Transcribe the listing in full, excluding any pictures.

----- Dataset records

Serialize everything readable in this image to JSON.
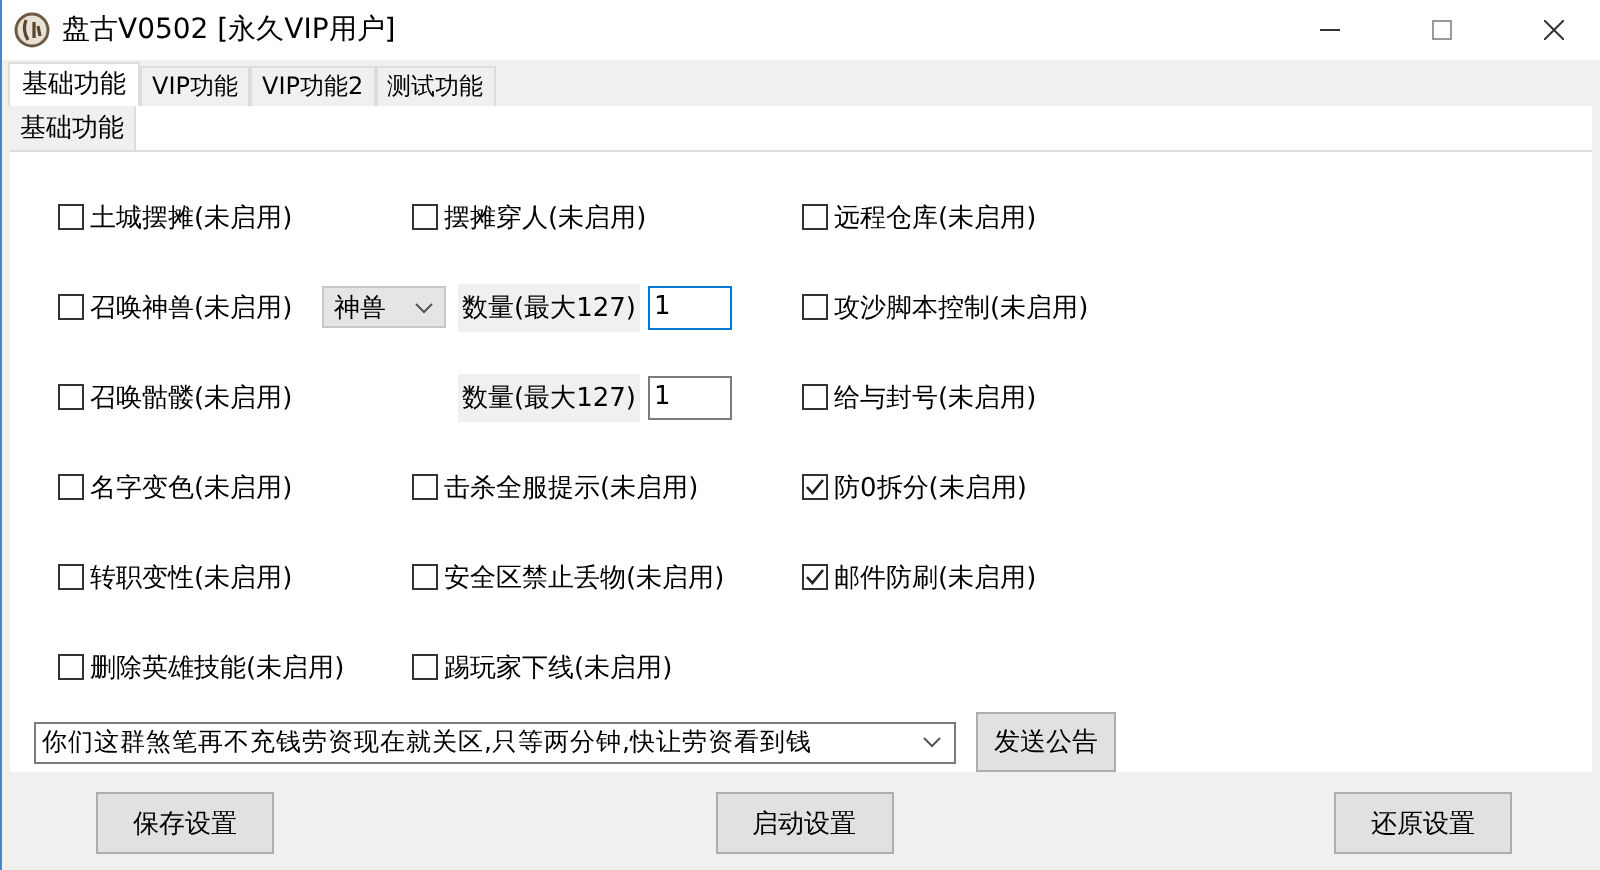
{
  "window": {
    "title": "盘古V0502 [永久VIP用户]"
  },
  "tabs": [
    {
      "label": "基础功能",
      "selected": true
    },
    {
      "label": "VIP功能",
      "selected": false
    },
    {
      "label": "VIP功能2",
      "selected": false
    },
    {
      "label": "测试功能",
      "selected": false
    }
  ],
  "subtabs": [
    {
      "label": "基础功能"
    }
  ],
  "rows": [
    {
      "items": [
        {
          "kind": "checkbox",
          "label": "土城摆摊(未启用)",
          "checked": false
        },
        {
          "kind": "checkbox",
          "label": "摆摊穿人(未启用)",
          "checked": false
        },
        {
          "kind": "checkbox",
          "label": "远程仓库(未启用)",
          "checked": false
        }
      ]
    },
    {
      "items": [
        {
          "kind": "checkbox",
          "label": "召唤神兽(未启用)",
          "checked": false
        },
        {
          "kind": "combo",
          "value": "神兽"
        },
        {
          "kind": "qty",
          "label": "数量(最大127)",
          "value": "1",
          "focused": true
        },
        {
          "kind": "checkbox",
          "label": "攻沙脚本控制(未启用)",
          "checked": false
        }
      ]
    },
    {
      "items": [
        {
          "kind": "checkbox",
          "label": "召唤骷髅(未启用)",
          "checked": false
        },
        {
          "kind": "qty",
          "label": "数量(最大127)",
          "value": "1",
          "focused": false
        },
        {
          "kind": "checkbox",
          "label": "给与封号(未启用)",
          "checked": false
        }
      ]
    },
    {
      "items": [
        {
          "kind": "checkbox",
          "label": "名字变色(未启用)",
          "checked": false
        },
        {
          "kind": "checkbox",
          "label": "击杀全服提示(未启用)",
          "checked": false
        },
        {
          "kind": "checkbox",
          "label": "防0拆分(未启用)",
          "checked": true
        }
      ]
    },
    {
      "items": [
        {
          "kind": "checkbox",
          "label": "转职变性(未启用)",
          "checked": false
        },
        {
          "kind": "checkbox",
          "label": "安全区禁止丢物(未启用)",
          "checked": false
        },
        {
          "kind": "checkbox",
          "label": "邮件防刷(未启用)",
          "checked": true
        }
      ]
    },
    {
      "items": [
        {
          "kind": "checkbox",
          "label": "删除英雄技能(未启用)",
          "checked": false
        },
        {
          "kind": "checkbox",
          "label": "踢玩家下线(未启用)",
          "checked": false
        }
      ]
    }
  ],
  "announcement": {
    "value": "你们这群煞笔再不充钱劳资现在就关区,只等两分钟,快让劳资看到钱",
    "button": "发送公告"
  },
  "buttons": [
    "保存设置",
    "启动设置",
    "还原设置"
  ]
}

----------

Correct result:
Serialize everything readable in this image to JSON.
{
  "window": {
    "title": "盘古V0502 [永久VIP用户]"
  },
  "tabs": [
    {
      "label": "基础功能",
      "selected": true
    },
    {
      "label": "VIP功能",
      "selected": false
    },
    {
      "label": "VIP功能2",
      "selected": false
    },
    {
      "label": "测试功能",
      "selected": false
    }
  ],
  "subtabs": [
    {
      "label": "基础功能"
    }
  ],
  "rows": [
    {
      "items": [
        {
          "kind": "checkbox",
          "label": "土城摆摊(未启用)",
          "checked": false
        },
        {
          "kind": "checkbox",
          "label": "摆摊穿人(未启用)",
          "checked": false
        },
        {
          "kind": "checkbox",
          "label": "远程仓库(未启用)",
          "checked": false
        }
      ]
    },
    {
      "items": [
        {
          "kind": "checkbox",
          "label": "召唤神兽(未启用)",
          "checked": false
        },
        {
          "kind": "combo",
          "value": "神兽"
        },
        {
          "kind": "qty",
          "label": "数量(最大127)",
          "value": "1",
          "focused": true
        },
        {
          "kind": "checkbox",
          "label": "攻沙脚本控制(未启用)",
          "checked": false
        }
      ]
    },
    {
      "items": [
        {
          "kind": "checkbox",
          "label": "召唤骷髅(未启用)",
          "checked": false
        },
        {
          "kind": "qty",
          "label": "数量(最大127)",
          "value": "1",
          "focused": false
        },
        {
          "kind": "checkbox",
          "label": "给与封号(未启用)",
          "checked": false
        }
      ]
    },
    {
      "items": [
        {
          "kind": "checkbox",
          "label": "名字变色(未启用)",
          "checked": false
        },
        {
          "kind": "checkbox",
          "label": "击杀全服提示(未启用)",
          "checked": false
        },
        {
          "kind": "checkbox",
          "label": "防0拆分(未启用)",
          "checked": true
        }
      ]
    },
    {
      "items": [
        {
          "kind": "checkbox",
          "label": "转职变性(未启用)",
          "checked": false
        },
        {
          "kind": "checkbox",
          "label": "安全区禁止丢物(未启用)",
          "checked": false
        },
        {
          "kind": "checkbox",
          "label": "邮件防刷(未启用)",
          "checked": true
        }
      ]
    },
    {
      "items": [
        {
          "kind": "checkbox",
          "label": "删除英雄技能(未启用)",
          "checked": false
        },
        {
          "kind": "checkbox",
          "label": "踢玩家下线(未启用)",
          "checked": false
        }
      ]
    }
  ],
  "announcement": {
    "value": "你们这群煞笔再不充钱劳资现在就关区,只等两分钟,快让劳资看到钱",
    "button": "发送公告"
  },
  "buttons": [
    "保存设置",
    "启动设置",
    "还原设置"
  ]
}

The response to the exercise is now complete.